- Problem -
Find every line with the string "title" in it, count them, and reply with that count only.
_ _ _
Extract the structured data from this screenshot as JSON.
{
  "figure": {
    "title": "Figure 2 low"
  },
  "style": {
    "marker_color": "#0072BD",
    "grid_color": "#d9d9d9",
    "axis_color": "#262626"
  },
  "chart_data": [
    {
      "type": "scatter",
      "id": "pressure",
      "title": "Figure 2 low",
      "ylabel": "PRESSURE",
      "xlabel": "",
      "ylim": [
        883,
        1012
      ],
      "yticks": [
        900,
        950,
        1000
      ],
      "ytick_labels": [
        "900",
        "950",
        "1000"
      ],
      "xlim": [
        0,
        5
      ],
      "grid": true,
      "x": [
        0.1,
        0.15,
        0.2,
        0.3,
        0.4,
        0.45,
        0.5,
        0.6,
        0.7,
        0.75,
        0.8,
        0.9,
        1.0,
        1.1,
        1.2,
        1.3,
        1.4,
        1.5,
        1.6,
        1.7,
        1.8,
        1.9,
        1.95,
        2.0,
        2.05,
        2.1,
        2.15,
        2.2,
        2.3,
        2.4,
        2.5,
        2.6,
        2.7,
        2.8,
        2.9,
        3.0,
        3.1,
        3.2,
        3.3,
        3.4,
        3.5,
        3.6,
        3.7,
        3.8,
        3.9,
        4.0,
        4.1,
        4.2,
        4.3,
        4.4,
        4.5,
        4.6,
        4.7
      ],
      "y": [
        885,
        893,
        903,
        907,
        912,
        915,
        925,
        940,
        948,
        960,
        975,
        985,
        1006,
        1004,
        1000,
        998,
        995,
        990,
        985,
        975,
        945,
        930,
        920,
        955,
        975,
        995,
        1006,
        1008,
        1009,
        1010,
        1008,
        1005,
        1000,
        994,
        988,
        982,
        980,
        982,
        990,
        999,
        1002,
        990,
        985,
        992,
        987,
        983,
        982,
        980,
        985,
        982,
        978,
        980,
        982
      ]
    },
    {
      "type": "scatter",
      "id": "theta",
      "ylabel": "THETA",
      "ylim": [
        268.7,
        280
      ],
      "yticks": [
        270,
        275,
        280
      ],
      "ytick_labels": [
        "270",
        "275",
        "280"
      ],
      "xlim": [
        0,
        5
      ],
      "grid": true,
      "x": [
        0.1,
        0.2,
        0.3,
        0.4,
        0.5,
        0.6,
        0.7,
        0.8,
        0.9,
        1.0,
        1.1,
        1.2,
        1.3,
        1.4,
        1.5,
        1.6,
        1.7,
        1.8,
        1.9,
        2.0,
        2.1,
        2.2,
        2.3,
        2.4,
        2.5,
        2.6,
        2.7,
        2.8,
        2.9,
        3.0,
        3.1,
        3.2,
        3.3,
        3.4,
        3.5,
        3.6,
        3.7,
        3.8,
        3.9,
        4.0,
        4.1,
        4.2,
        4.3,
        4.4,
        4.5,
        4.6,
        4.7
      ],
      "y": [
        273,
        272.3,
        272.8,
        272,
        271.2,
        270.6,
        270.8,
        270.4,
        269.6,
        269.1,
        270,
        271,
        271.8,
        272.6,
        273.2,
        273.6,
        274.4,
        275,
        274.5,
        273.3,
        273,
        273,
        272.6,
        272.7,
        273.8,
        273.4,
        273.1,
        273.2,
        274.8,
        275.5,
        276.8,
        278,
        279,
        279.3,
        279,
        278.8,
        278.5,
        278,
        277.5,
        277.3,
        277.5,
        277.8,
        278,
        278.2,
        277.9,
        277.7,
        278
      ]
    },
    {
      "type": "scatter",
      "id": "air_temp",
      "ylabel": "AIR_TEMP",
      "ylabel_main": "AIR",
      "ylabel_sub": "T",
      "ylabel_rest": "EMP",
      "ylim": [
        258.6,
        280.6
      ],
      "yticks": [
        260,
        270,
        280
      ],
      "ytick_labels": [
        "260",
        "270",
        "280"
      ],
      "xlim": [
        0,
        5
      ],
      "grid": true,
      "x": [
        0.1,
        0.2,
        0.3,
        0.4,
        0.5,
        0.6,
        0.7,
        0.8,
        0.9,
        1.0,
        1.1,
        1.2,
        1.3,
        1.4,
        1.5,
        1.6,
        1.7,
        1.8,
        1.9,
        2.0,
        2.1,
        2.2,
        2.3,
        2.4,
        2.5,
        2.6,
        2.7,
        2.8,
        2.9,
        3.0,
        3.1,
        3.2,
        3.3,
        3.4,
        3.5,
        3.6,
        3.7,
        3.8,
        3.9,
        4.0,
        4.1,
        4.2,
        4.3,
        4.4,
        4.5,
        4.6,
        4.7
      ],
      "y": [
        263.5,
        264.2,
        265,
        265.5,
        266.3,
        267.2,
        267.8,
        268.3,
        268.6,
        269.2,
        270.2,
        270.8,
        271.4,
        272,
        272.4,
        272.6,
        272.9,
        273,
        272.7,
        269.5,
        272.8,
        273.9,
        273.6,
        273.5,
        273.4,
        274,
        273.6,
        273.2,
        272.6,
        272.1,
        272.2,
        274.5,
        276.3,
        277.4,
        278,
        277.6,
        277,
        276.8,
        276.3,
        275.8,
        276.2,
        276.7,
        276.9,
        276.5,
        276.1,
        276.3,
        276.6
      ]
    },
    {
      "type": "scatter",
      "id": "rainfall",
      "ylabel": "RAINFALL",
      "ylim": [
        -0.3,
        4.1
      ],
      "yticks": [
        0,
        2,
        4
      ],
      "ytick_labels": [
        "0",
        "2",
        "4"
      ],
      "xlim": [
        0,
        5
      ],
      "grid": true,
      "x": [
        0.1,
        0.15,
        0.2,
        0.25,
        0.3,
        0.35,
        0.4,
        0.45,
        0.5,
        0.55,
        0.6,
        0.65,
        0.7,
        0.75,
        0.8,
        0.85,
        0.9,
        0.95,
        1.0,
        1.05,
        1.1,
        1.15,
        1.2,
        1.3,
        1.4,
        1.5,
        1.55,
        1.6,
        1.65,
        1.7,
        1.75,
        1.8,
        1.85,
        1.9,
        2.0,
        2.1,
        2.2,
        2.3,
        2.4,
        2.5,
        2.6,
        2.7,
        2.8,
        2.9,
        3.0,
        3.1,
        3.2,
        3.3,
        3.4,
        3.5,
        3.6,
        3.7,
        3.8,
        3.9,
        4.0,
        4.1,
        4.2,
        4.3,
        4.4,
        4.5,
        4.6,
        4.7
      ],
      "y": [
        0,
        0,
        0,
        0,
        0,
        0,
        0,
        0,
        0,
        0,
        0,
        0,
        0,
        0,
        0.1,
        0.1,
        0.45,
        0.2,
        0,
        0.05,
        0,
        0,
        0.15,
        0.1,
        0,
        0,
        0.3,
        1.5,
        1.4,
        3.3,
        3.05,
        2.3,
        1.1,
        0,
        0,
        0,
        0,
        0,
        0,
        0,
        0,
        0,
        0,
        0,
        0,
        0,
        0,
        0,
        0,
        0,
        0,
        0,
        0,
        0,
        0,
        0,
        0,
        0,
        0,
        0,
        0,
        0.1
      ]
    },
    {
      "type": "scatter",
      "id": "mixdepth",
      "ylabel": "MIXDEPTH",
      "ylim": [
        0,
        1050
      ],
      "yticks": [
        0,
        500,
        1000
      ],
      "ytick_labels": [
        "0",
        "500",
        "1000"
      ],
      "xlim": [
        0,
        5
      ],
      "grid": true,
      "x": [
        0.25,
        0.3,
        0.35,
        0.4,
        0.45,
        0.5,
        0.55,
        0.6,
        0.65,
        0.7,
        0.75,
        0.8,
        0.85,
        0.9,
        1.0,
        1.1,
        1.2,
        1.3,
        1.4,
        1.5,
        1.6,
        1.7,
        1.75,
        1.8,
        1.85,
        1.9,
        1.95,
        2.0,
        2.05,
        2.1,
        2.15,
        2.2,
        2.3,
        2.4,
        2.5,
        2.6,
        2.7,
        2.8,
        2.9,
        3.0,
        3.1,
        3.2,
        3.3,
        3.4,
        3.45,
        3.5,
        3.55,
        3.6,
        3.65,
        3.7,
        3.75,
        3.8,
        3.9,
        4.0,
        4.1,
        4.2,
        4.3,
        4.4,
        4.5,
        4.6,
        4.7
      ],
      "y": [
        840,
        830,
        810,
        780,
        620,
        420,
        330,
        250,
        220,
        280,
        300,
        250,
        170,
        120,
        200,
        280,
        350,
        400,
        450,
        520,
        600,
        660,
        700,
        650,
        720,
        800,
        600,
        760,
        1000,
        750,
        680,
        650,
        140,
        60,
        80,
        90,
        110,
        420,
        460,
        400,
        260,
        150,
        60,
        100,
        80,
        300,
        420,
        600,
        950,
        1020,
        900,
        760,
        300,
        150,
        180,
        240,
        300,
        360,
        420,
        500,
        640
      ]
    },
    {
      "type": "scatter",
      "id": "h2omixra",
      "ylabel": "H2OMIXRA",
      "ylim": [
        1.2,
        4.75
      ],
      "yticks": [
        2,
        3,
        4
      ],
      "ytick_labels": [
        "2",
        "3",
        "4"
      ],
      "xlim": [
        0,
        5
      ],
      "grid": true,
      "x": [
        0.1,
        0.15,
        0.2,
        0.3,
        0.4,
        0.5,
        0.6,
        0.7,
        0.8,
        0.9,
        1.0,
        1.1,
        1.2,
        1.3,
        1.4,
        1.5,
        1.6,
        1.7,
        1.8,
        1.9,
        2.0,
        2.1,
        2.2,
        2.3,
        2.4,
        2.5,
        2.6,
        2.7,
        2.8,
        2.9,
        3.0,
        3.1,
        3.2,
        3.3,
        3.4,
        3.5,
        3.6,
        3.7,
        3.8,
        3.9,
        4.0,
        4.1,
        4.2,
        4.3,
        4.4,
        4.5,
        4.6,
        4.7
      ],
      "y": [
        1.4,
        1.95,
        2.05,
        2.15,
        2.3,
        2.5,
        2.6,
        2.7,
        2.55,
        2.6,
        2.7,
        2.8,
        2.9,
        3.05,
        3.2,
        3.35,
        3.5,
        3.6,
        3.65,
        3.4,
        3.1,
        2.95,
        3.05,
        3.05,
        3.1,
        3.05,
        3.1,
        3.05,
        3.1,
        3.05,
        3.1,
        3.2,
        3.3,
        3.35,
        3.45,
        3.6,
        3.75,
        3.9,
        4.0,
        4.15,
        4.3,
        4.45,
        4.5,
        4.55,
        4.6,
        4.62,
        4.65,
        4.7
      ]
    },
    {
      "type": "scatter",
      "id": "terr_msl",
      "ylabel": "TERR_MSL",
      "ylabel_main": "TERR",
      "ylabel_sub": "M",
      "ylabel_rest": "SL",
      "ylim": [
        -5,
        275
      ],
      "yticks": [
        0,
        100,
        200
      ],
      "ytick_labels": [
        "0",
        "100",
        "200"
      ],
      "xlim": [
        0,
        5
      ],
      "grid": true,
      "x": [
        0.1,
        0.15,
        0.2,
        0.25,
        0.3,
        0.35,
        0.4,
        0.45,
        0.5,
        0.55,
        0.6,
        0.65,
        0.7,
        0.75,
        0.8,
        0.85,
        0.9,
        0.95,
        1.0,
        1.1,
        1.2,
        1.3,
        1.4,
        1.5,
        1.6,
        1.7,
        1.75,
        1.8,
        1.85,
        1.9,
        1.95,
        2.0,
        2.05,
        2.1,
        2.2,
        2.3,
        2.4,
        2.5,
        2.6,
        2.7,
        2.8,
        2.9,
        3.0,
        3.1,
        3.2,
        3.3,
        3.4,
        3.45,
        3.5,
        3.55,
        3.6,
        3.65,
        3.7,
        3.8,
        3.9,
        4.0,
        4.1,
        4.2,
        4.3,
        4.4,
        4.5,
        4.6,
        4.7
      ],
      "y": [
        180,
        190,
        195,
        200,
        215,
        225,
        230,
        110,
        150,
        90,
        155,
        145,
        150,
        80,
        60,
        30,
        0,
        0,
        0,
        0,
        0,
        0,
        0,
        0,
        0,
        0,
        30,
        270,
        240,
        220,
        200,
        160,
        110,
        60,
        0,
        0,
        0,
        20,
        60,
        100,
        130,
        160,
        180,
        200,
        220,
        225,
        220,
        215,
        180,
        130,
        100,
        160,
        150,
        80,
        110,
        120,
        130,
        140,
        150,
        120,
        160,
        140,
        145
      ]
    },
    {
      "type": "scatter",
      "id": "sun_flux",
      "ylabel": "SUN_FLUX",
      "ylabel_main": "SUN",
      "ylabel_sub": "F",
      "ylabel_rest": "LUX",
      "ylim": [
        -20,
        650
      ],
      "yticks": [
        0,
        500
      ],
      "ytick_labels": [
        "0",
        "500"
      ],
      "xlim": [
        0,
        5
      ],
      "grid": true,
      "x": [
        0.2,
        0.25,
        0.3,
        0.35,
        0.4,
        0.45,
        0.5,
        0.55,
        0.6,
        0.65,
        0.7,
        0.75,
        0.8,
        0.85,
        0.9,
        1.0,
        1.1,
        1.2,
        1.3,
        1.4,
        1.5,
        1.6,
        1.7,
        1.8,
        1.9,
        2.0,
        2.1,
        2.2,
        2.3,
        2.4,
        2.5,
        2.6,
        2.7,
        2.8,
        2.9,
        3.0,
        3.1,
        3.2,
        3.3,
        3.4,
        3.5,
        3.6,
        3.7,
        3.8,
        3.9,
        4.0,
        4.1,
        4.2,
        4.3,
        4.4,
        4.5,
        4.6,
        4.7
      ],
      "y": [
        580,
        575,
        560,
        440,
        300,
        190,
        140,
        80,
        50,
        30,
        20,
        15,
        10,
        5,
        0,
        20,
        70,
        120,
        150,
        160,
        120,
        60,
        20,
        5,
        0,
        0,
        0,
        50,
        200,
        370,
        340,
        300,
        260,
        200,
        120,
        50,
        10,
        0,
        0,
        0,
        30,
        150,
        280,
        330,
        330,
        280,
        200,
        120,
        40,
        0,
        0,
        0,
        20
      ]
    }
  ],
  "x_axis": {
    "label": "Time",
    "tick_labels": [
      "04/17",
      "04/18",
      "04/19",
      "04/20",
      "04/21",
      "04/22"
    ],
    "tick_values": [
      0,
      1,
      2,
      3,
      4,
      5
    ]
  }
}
_ _ _
- Answer to the exercise -
2